Given exercise:
Report all lines from the entries below in which "Noodles" appears.

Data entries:
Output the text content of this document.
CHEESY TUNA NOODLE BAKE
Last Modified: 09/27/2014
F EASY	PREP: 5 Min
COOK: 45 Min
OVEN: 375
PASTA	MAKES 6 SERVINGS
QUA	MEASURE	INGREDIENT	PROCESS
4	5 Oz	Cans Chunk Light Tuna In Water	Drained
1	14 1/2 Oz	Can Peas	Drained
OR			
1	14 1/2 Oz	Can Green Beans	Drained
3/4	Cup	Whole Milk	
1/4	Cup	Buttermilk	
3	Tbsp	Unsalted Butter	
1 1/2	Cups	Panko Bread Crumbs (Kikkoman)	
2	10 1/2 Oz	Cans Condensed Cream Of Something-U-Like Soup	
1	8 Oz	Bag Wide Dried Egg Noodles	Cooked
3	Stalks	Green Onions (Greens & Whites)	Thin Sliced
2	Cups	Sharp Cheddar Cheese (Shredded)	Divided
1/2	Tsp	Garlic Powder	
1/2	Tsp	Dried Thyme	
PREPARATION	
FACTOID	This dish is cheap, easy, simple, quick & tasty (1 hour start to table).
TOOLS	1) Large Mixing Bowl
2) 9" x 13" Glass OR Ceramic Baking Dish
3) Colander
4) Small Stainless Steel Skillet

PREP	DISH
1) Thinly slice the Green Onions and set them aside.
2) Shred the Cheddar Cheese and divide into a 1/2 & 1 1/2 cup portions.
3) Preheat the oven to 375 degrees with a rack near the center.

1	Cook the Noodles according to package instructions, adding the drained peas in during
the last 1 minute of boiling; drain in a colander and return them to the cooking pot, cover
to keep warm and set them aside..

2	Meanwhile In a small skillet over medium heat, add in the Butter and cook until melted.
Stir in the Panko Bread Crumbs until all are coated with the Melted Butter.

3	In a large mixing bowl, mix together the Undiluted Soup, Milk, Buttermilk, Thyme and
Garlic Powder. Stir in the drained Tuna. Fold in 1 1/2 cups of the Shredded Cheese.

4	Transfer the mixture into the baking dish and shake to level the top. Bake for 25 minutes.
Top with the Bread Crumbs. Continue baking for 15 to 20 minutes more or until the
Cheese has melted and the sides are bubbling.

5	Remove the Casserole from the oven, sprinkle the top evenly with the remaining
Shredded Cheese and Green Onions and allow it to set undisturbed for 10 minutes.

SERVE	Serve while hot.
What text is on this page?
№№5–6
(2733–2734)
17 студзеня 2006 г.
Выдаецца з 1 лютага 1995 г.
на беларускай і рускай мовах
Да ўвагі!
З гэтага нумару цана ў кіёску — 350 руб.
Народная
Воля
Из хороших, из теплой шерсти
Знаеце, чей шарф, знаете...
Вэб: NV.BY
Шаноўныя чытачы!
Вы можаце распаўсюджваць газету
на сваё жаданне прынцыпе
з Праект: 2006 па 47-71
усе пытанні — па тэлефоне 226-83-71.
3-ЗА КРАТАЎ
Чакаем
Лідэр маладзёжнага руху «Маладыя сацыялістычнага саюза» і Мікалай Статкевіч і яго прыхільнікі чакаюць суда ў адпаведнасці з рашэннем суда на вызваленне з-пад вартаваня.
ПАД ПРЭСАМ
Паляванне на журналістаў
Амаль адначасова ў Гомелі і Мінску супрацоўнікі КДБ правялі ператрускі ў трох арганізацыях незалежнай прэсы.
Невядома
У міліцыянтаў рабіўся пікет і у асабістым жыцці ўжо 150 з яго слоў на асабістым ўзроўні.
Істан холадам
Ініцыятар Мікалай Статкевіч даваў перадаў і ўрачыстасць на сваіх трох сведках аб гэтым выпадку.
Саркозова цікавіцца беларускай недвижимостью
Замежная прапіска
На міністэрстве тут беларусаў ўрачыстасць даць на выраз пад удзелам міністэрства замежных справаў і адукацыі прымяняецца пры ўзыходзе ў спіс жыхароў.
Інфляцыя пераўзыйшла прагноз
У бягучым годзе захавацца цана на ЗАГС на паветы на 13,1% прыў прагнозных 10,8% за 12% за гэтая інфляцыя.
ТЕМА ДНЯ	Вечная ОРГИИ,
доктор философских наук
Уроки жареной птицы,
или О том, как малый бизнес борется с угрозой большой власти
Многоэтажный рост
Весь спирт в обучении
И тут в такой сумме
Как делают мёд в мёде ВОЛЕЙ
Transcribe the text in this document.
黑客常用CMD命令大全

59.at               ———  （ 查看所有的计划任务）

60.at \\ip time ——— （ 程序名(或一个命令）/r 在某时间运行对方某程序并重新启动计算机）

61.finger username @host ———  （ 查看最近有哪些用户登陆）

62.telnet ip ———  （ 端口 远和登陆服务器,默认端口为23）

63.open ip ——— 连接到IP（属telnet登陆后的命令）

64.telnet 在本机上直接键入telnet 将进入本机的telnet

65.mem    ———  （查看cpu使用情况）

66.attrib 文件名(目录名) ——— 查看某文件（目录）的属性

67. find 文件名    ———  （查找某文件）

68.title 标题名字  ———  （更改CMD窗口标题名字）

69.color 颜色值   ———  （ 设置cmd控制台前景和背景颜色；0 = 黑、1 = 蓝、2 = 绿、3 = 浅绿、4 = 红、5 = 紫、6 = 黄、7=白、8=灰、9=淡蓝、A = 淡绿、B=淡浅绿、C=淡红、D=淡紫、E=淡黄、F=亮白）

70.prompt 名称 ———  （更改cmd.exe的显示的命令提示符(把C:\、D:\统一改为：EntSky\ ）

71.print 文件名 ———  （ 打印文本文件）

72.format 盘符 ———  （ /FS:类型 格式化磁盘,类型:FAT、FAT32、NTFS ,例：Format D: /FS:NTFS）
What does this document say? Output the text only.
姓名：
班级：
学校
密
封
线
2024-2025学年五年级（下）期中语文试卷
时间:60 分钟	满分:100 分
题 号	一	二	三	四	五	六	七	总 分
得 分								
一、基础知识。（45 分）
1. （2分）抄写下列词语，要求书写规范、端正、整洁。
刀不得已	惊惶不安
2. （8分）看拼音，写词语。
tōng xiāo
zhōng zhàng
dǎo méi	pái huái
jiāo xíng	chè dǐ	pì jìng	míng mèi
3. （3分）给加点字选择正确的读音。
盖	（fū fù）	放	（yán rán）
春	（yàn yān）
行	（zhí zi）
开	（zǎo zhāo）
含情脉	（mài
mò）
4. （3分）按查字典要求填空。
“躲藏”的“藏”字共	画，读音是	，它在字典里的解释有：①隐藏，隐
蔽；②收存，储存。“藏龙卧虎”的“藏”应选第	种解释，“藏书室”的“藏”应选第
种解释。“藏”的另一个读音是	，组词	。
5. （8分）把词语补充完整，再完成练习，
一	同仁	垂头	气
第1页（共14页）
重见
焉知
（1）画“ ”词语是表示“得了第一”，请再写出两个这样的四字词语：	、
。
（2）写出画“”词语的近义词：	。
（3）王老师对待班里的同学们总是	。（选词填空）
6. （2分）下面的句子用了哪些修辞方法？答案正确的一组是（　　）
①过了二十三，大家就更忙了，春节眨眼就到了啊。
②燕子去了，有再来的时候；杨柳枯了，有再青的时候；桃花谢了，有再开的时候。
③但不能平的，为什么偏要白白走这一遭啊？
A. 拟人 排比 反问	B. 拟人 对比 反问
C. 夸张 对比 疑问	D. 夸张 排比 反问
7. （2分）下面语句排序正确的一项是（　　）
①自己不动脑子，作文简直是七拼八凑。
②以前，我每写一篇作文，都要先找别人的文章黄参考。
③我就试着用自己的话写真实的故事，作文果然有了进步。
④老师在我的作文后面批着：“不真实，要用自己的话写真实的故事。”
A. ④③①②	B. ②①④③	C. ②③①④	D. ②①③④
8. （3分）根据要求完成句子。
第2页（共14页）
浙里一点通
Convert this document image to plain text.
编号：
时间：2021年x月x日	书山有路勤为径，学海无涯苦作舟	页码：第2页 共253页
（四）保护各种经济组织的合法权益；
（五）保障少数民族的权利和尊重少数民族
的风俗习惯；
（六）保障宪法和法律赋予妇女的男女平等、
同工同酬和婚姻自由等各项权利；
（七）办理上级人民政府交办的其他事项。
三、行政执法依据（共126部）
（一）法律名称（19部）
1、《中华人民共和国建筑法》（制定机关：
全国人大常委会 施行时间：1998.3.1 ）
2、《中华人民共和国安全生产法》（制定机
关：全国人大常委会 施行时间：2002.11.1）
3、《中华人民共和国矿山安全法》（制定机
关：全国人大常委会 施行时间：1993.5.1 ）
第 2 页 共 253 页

Worked answer:
1	8 Oz	Bag Wide Dried Egg Noodles	Cooked
1	Cook the Noodles according to package instructions, adding the drained peas in during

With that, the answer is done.